◆ Instructions to follow
Copy out every line in the entries below that includes "Figure".

◆ Supplied material
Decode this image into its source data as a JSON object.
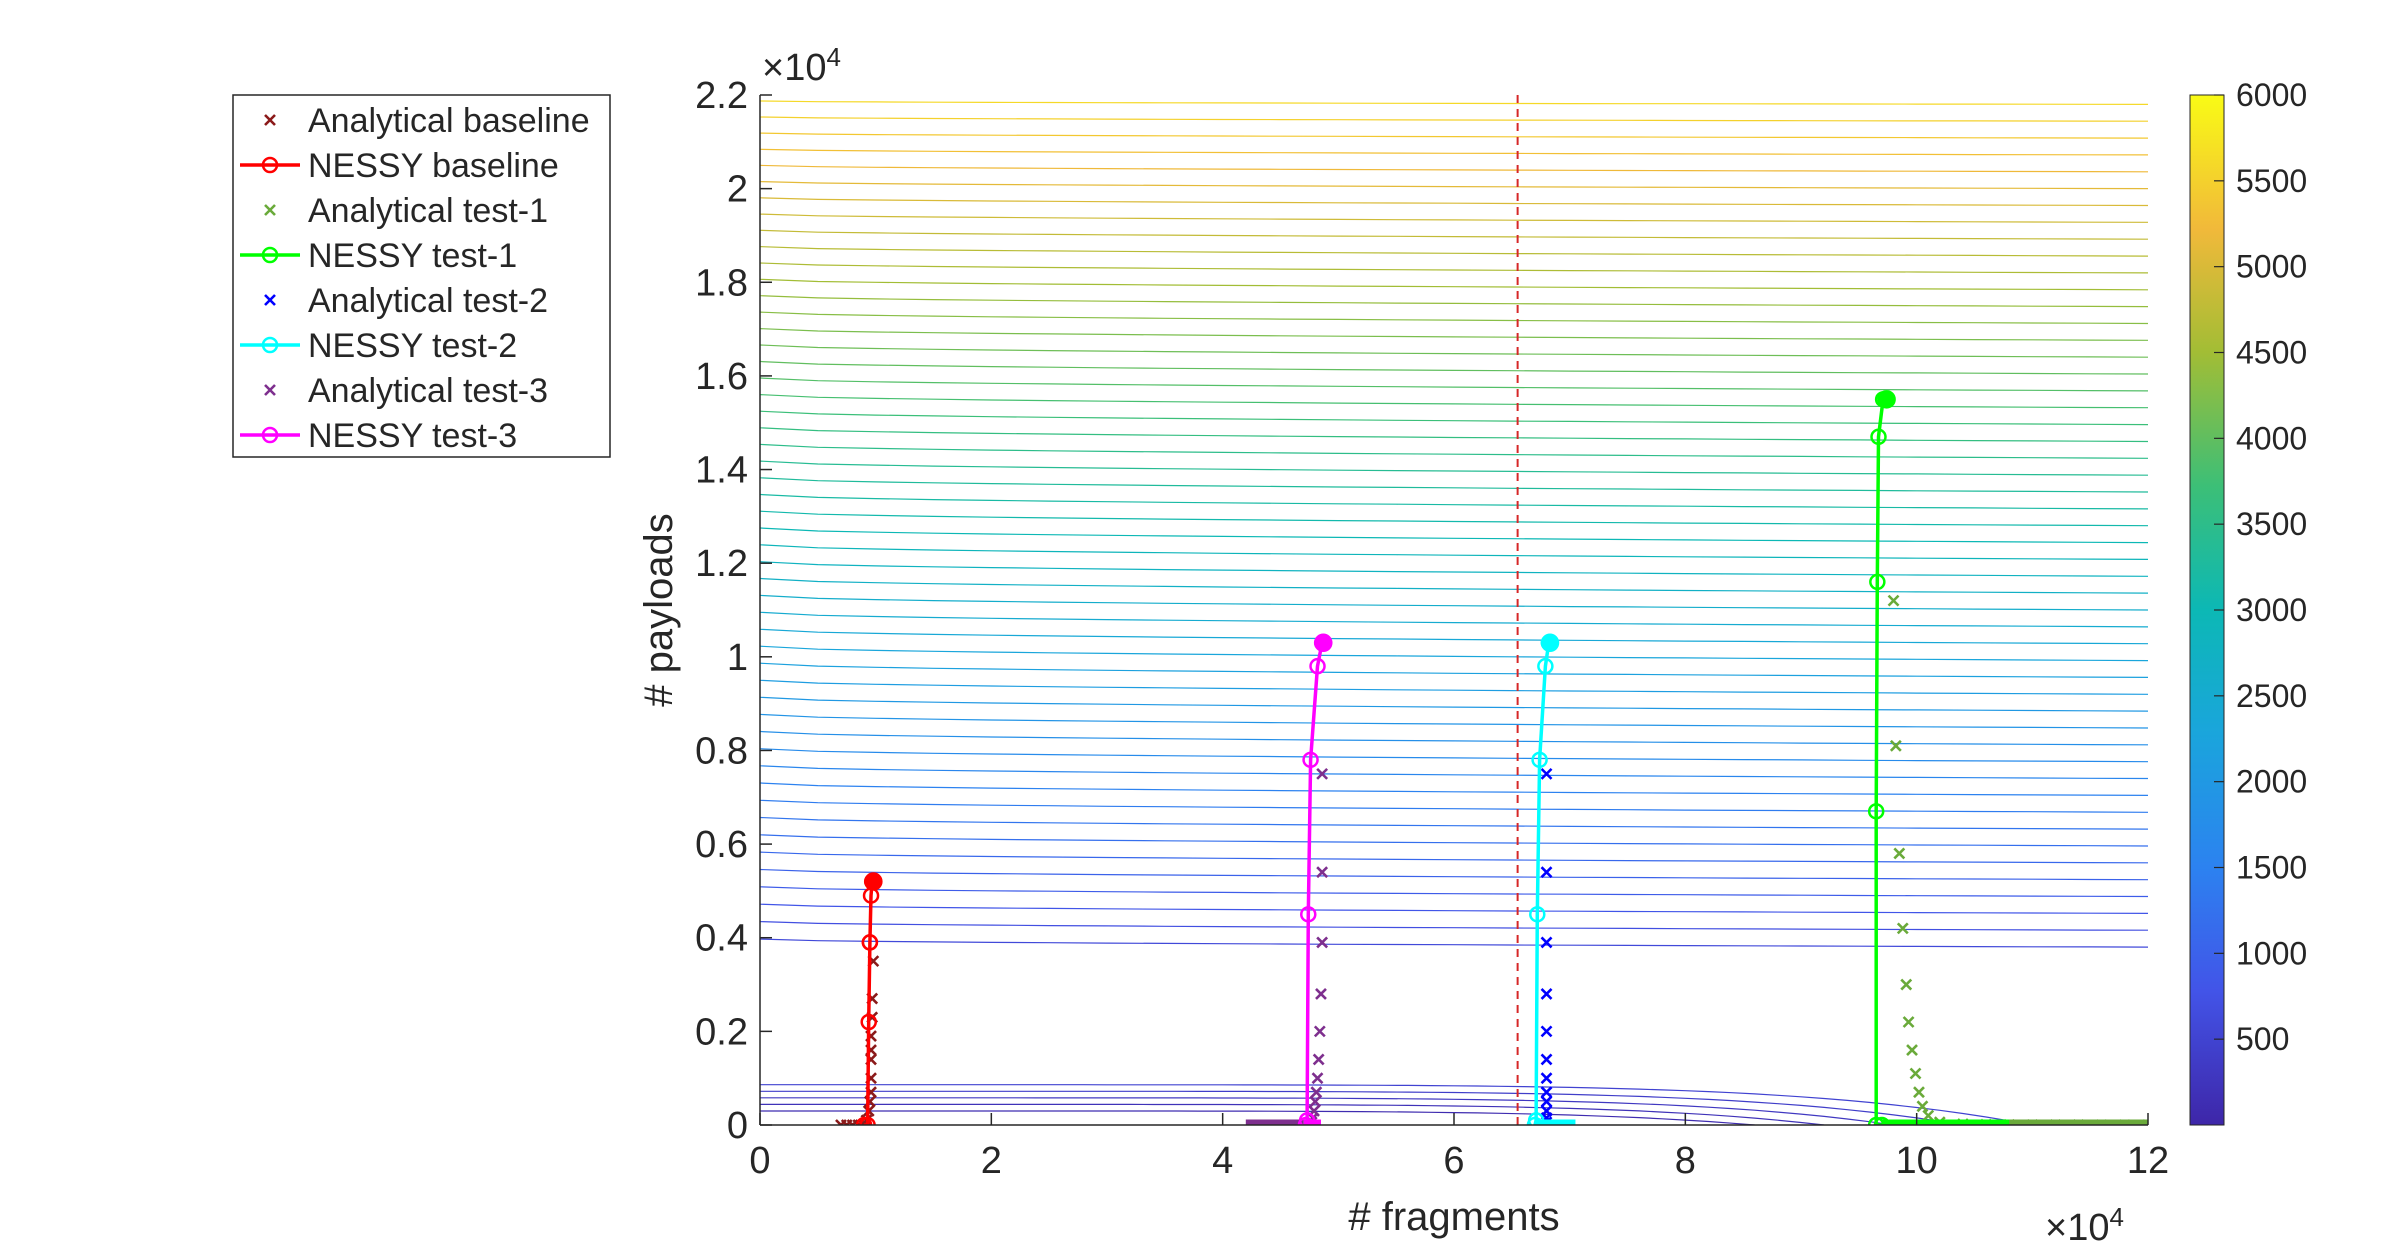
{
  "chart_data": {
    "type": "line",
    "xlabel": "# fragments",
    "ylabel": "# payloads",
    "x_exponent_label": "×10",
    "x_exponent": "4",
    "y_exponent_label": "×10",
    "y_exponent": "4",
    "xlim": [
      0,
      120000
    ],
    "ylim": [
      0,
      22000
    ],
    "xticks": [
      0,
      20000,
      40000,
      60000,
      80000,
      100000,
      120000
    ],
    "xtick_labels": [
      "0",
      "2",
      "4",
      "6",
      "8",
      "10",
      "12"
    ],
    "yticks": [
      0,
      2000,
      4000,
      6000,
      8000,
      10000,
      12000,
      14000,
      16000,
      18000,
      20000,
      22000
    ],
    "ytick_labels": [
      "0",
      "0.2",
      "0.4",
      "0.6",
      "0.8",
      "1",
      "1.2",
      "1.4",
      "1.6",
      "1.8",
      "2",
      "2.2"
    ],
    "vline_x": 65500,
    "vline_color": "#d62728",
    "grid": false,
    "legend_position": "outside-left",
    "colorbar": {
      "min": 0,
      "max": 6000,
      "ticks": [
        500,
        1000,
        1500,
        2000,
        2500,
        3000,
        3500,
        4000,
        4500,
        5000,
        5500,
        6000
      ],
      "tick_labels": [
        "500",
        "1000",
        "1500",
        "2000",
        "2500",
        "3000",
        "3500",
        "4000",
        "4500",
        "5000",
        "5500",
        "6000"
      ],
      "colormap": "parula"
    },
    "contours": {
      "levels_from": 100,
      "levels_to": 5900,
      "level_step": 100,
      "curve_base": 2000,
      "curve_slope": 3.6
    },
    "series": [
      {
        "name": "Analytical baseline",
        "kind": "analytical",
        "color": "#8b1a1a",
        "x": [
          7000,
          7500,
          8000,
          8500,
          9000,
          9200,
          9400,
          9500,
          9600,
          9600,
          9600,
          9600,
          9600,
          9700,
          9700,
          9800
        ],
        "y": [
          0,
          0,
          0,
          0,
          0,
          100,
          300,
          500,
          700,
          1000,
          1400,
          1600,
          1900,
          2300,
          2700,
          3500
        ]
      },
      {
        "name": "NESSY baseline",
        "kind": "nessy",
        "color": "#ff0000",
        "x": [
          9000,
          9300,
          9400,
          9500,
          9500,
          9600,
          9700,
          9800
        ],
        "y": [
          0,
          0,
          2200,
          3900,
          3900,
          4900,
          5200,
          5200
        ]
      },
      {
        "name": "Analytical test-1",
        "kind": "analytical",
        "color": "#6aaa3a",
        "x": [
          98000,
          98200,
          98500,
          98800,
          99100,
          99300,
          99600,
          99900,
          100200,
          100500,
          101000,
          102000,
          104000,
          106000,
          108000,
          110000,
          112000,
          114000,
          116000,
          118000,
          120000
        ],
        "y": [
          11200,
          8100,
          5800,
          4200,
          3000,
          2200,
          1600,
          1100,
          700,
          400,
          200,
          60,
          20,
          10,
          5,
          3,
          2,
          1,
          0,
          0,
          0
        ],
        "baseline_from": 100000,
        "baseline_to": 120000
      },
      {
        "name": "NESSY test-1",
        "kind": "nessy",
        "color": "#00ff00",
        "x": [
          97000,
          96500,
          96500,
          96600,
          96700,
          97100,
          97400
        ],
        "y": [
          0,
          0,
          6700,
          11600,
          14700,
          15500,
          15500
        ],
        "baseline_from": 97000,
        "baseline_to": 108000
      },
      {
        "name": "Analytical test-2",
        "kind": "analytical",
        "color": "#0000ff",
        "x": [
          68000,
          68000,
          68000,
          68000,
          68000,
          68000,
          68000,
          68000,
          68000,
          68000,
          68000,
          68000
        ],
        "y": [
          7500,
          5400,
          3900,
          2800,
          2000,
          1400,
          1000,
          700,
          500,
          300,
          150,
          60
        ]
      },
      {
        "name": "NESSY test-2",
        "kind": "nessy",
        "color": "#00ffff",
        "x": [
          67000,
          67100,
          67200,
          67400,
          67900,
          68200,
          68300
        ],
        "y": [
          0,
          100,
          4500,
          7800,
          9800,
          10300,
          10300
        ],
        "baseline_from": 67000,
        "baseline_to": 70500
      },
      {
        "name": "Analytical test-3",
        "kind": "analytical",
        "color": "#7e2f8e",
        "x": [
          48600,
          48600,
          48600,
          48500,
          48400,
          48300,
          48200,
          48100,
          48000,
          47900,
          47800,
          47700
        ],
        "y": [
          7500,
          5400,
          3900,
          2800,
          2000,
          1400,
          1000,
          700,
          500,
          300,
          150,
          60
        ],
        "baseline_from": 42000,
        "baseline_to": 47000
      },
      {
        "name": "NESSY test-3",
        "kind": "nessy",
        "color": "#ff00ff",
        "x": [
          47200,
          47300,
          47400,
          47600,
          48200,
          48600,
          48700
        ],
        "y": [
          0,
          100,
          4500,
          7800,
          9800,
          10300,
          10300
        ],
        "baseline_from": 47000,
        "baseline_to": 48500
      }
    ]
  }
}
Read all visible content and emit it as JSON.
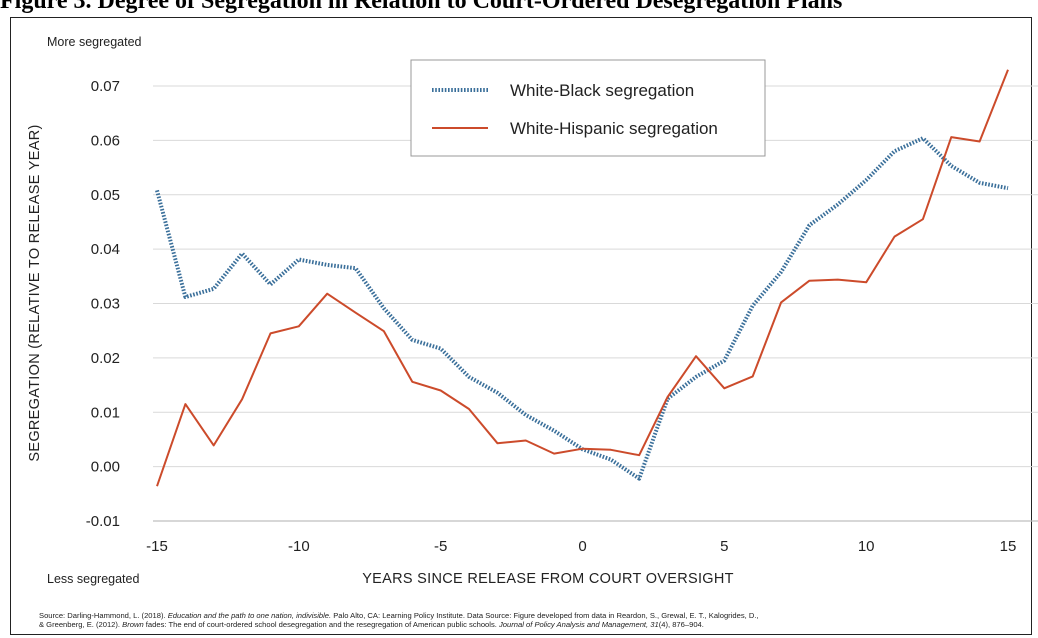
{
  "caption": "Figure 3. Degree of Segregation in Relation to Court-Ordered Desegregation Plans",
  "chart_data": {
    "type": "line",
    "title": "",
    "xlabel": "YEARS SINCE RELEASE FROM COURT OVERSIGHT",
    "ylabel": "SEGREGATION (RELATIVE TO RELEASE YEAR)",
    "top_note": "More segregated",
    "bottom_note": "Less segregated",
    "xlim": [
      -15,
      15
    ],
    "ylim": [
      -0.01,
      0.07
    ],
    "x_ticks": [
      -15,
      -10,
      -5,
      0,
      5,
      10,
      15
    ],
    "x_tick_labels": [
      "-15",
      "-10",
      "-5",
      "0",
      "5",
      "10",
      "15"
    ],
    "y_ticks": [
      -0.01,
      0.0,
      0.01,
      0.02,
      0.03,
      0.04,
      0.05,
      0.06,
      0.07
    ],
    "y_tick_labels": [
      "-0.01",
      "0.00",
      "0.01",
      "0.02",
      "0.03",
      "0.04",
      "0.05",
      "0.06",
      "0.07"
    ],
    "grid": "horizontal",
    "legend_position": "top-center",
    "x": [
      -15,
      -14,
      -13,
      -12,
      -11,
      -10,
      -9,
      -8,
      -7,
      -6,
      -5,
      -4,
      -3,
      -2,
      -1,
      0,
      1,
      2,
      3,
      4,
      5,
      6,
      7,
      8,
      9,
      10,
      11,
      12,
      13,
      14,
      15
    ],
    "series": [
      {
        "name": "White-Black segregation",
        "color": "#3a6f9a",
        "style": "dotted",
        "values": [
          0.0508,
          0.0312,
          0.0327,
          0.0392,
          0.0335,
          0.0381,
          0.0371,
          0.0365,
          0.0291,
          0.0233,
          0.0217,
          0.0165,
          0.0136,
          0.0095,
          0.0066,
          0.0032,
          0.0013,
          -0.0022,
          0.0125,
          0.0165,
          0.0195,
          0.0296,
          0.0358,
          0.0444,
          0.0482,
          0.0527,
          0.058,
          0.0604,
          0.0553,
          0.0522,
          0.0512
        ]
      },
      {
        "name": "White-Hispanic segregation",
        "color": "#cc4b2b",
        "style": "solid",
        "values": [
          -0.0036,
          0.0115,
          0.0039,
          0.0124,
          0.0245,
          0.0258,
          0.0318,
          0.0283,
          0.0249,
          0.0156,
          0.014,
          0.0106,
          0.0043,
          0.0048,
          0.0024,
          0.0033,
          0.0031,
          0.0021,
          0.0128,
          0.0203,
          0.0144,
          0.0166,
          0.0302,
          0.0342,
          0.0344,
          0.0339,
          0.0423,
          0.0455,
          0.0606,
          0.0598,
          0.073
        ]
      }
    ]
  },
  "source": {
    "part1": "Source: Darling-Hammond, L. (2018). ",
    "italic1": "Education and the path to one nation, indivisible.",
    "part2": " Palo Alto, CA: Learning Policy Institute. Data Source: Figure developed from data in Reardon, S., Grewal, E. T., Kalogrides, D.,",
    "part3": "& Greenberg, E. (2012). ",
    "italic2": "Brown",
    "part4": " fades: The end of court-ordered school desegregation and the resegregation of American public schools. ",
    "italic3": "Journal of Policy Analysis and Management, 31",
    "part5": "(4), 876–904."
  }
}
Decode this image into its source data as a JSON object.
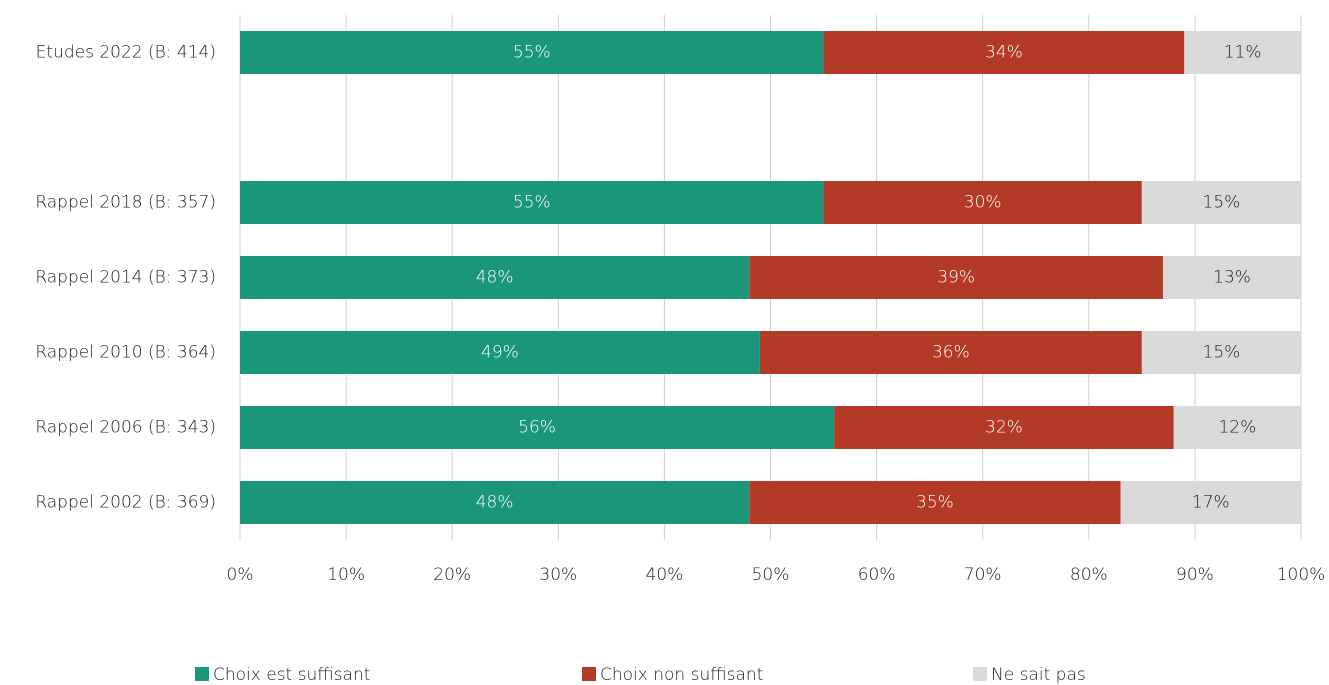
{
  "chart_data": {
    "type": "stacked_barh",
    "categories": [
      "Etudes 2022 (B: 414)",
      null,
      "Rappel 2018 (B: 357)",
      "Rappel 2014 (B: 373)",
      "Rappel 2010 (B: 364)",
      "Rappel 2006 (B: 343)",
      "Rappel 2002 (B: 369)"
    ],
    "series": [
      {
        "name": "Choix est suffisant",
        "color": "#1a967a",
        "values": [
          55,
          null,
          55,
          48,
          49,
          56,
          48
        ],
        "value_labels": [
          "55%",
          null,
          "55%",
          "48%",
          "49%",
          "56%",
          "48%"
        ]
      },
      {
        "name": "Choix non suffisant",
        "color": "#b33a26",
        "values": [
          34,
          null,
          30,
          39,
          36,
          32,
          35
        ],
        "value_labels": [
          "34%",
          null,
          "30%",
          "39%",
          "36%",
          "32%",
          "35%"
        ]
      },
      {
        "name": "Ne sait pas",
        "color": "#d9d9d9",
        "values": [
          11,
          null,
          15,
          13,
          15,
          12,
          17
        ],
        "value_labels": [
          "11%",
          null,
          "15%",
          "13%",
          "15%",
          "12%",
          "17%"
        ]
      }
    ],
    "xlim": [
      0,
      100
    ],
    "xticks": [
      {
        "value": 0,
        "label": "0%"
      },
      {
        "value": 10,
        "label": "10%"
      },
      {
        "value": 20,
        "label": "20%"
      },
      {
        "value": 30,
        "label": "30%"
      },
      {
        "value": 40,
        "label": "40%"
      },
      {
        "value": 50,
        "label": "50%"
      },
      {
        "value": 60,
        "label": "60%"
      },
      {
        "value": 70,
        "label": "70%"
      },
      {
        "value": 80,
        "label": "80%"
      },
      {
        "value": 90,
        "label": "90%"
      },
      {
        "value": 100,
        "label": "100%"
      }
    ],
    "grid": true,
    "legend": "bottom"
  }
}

◆ Solution to this problem
  "caption": "Figure 3. Degree of Segregation in Relation to Court-Ordered Desegregation Plans",
    "part2": " Palo Alto, CA: Learning Policy Institute. Data Source: Figure developed from data in Reardon, S., Grewal, E. T., Kalogrides, D.,",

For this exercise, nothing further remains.